WHAT TO PRODUCE
Report every line in the listing that contains the string "презентации".

RAW RECORDS
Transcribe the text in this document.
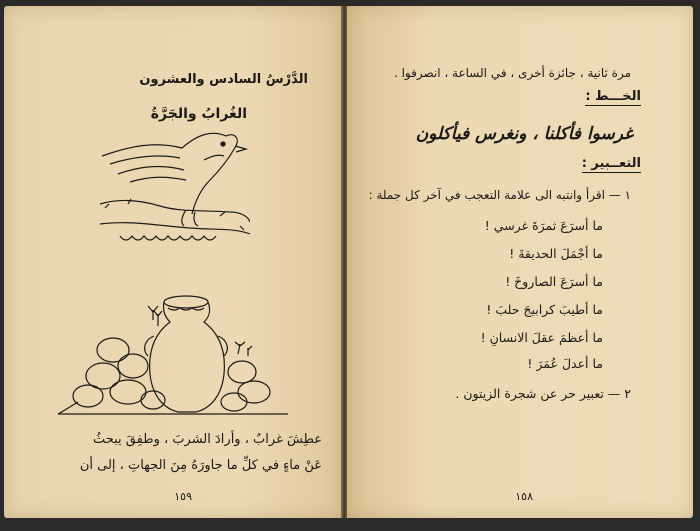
الدَّرْسُ السادس والعشرون
الغُرابُ والجَرَّةُ
عطِشَ غرابٌ ، وأرادَ الشربَ ، وطفِقَ يبحثُ
عَنْ ماءٍ في كلِّ ما جاورَهُ مِنَ الجهاتِ ، إلى أن
١٥٩
مرة ثانية ، جائزة أخرى ، في الساعة ، انصرفوا .
الخـــط :
غرسوا فأكلنا ، ونغرس فيأكلون
التعــبير :
١ — اقرأ وانتبه الى علامة التعجب في آخر كل جملة :
ما أسرَعَ ثمرَةَ غرسي !
ما أجْمَلَ الحديقةَ !
ما أسرَعَ الصاروخَ !
ما أطيبَ كرابيجَ حلبَ !
ما أعظمَ عقلَ الانسانِ !
ما أعدلَ عُمَرَ !
٢ — تعبير حر عن شجرة الزيتون .
١٥٨
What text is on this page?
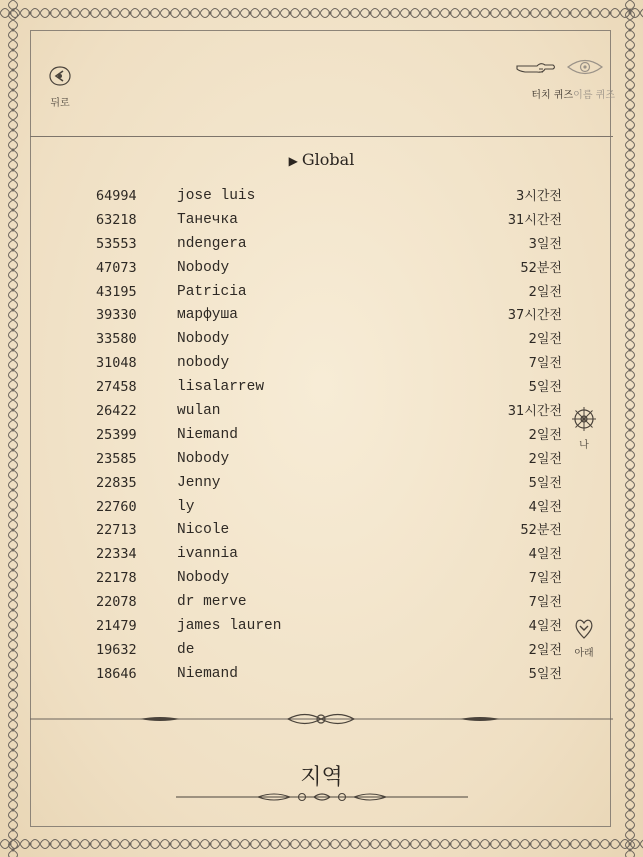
뒤로
터치 퀴즈이름 퀴즈
▶ Global
64994	jose luis	3시간전
63218	Танечка	31시간전
53553	ndengera	3일전
47073	Nobody	52분전
43195	Patricia	2일전
39330	марфуша	37시간전
33580	Nobody	2일전
31048	nobody	7일전
27458	lisalarrew	5일전
26422	wulan	31시간전
25399	Niemand	2일전
23585	Nobody	2일전
22835	Jenny	5일전
22760	ly	4일전
22713	Nicole	52분전
22334	ivannia	4일전
22178	Nobody	7일전
22078	dr merve	7일전
21479	james lauren	4일전
19632	de	2일전
18646	Niemand	5일전
나
아래
지역
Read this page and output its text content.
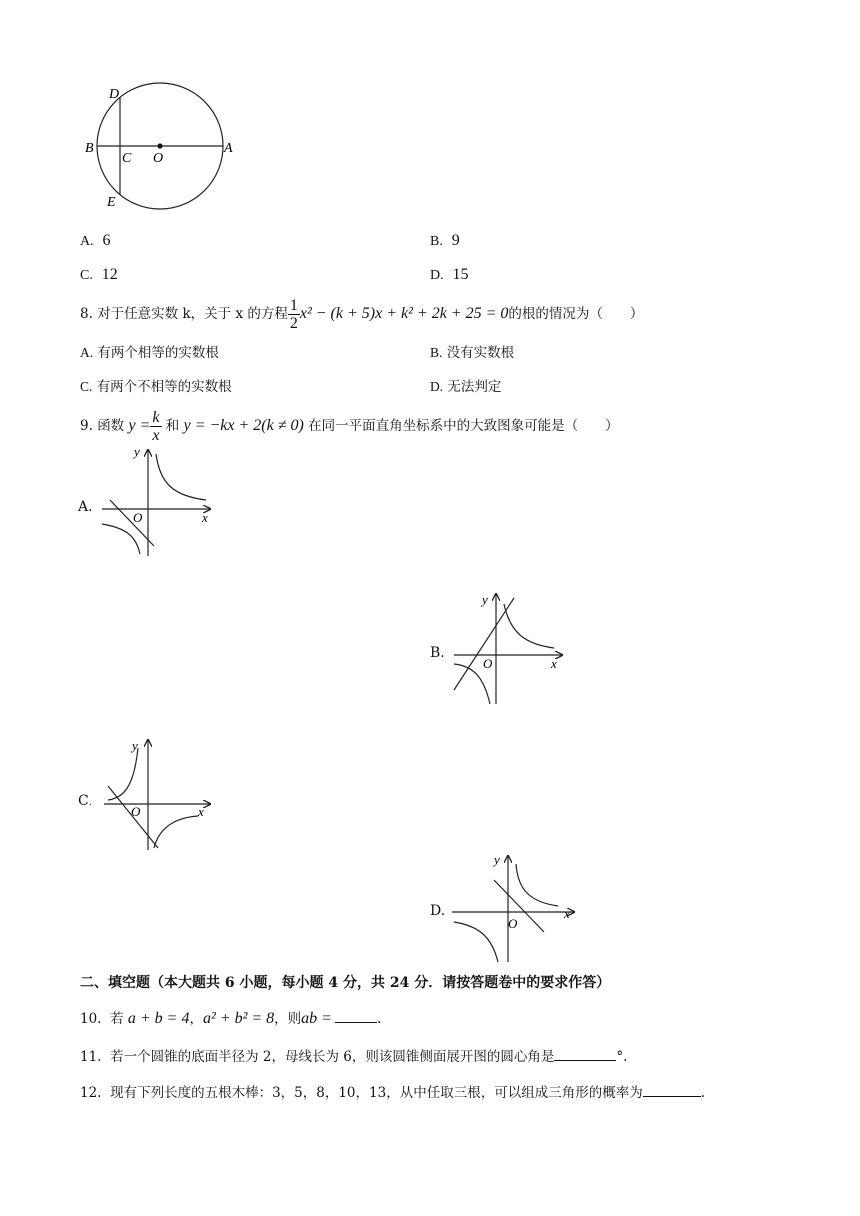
D
B
C O
A
E
A. 6	B. 9
C. 12	D. 15
8.
对于任意实数 k，关于 x 的方程 $\frac{1}{2} x^2 - (k + 5)x + k^2 + 2k + 25 = 0$ 的根的情况为（　　）
A. 有两个相等的实数根	B. 没有实数根
C. 有两个不相等的实数根	D. 无法判定
9.
函数
$y = \frac{k}{x}$
和
y = −kx + 2(k ≠ 0)
在同一平面直角坐标系中的大致图象可能是（　　）
A.
y
O	x
B.
y
O	x
C.
y
O	x
D.
y
O
x
二、填空题（本大题共 6 小题，每小题 4 分，共 24 分．请按答题卷中的要求作答）
10. 若 a + b = 4，a² + b² = 8，则ab =	.
11. 若一个圆锥的底面半径为 2，母线长为 6，则该圆锥侧面展开图的圆心角是	°.
12. 现有下列长度的五根木棒：3，5，8，10，13，从中任取三根，可以组成三角形的概率为	.
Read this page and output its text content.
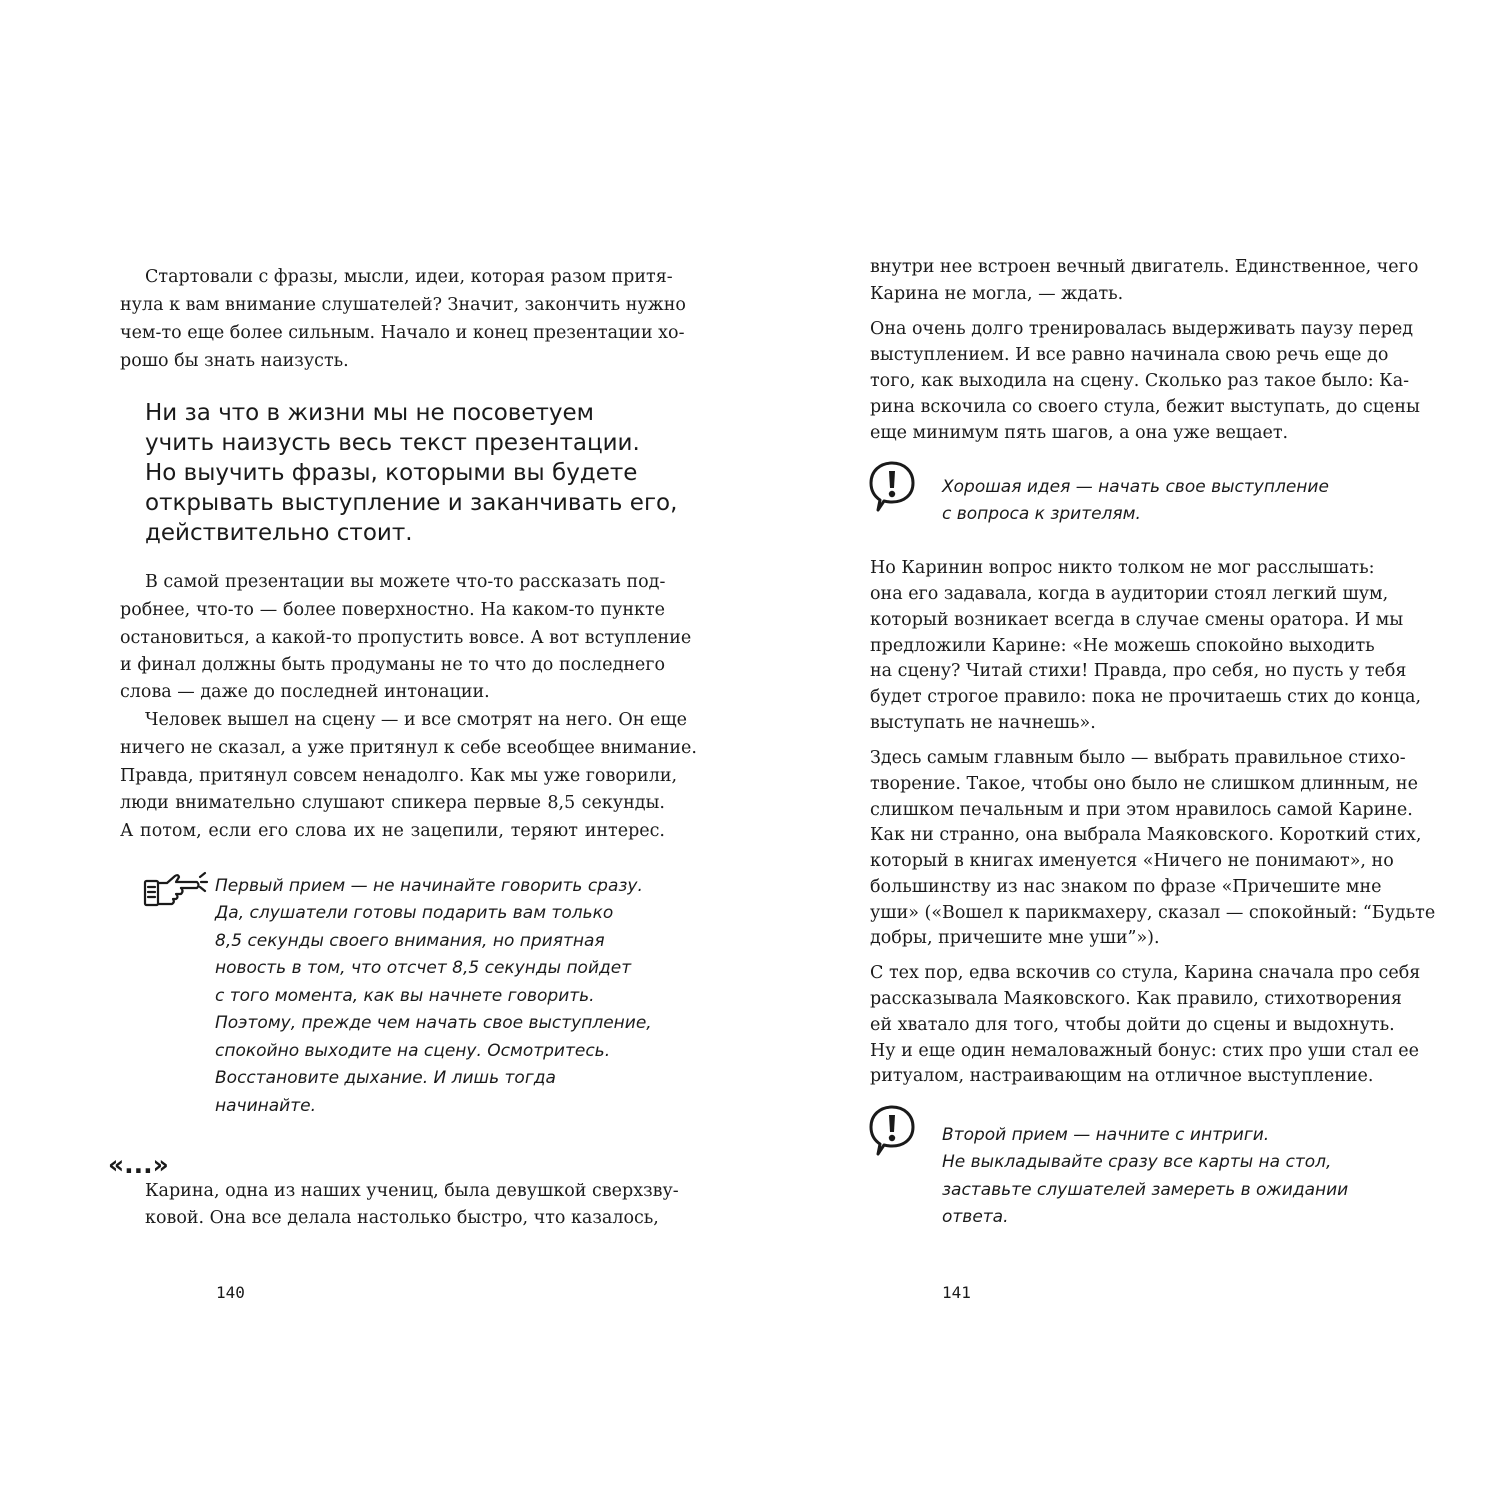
Стартовали с фразы, мысли, идеи, которая разом притя-
нула к вам внимание слушателей? Значит, закончить нужно
чем-то еще более сильным. Начало и конец презентации хо-
рошо бы знать наизусть.
Ни за что в жизни мы не посоветуем
учить наизусть весь текст презентации.
Но выучить фразы, которыми вы будете
открывать выступление и заканчивать его,
действительно стоит.
В самой презентации вы можете что-то рассказать под-
робнее, что-то — более поверхностно. На каком-то пункте
остановиться, а какой-то пропустить вовсе. А вот вступление
и финал должны быть продуманы не то что до последнего
слова — даже до последней интонации.
Человек вышел на сцену — и все смотрят на него. Он еще
ничего не сказал, а уже притянул к себе всеобщее внимание.
Правда, притянул совсем ненадолго. Как мы уже говорили,
люди внимательно слушают спикера первые 8,5 секунды.
А потом, если его слова их не зацепили, теряют интерес.
Первый прием — не начинайте говорить сразу.
Да, слушатели готовы подарить вам только
8,5 секунды своего внимания, но приятная
новость в том, что отсчет 8,5 секунды пойдет
с того момента, как вы начнете говорить.
Поэтому, прежде чем начать свое выступление,
спокойно выходите на сцену. Осмотритесь.
Восстановите дыхание. И лишь тогда
начинайте.
«...»
Карина, одна из наших учениц, была девушкой сверхзву-
ковой. Она все делала настолько быстро, что казалось,
140
внутри нее встроен вечный двигатель. Единственное, чего
Карина не могла, — ждать.
Она очень долго тренировалась выдерживать паузу перед
выступлением. И все равно начинала свою речь еще до
того, как выходила на сцену. Сколько раз такое было: Ка-
рина вскочила со своего стула, бежит выступать, до сцены
еще минимум пять шагов, а она уже вещает.
Хорошая идея — начать свое выступление
с вопроса к зрителям.
Но Каринин вопрос никто толком не мог расслышать:
она его задавала, когда в аудитории стоял легкий шум,
который возникает всегда в случае смены оратора. И мы
предложили Карине: «Не можешь спокойно выходить
на сцену? Читай стихи! Правда, про себя, но пусть у тебя
будет строгое правило: пока не прочитаешь стих до конца,
выступать не начнешь».
Здесь самым главным было — выбрать правильное стихо-
творение. Такое, чтобы оно было не слишком длинным, не
слишком печальным и при этом нравилось самой Карине.
Как ни странно, она выбрала Маяковского. Короткий стих,
который в книгах именуется «Ничего не понимают», но
большинству из нас знаком по фразе «Причешите мне
уши» («Вошел к парикмахеру, сказал — спокойный: “Будьте
добры, причешите мне уши”»).
С тех пор, едва вскочив со стула, Карина сначала про себя
рассказывала Маяковского. Как правило, стихотворения
ей хватало для того, чтобы дойти до сцены и выдохнуть.
Ну и еще один немаловажный бонус: стих про уши стал ее
ритуалом, настраивающим на отличное выступление.
Второй прием — начните с интриги.
Не выкладывайте сразу все карты на стол,
заставьте слушателей замереть в ожидании
ответа.
141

RESPONSE TO THE TASK
чем-то еще более сильным. Начало и конец презентации хо-
учить наизусть весь текст презентации.
В самой презентации вы можете что-то рассказать под-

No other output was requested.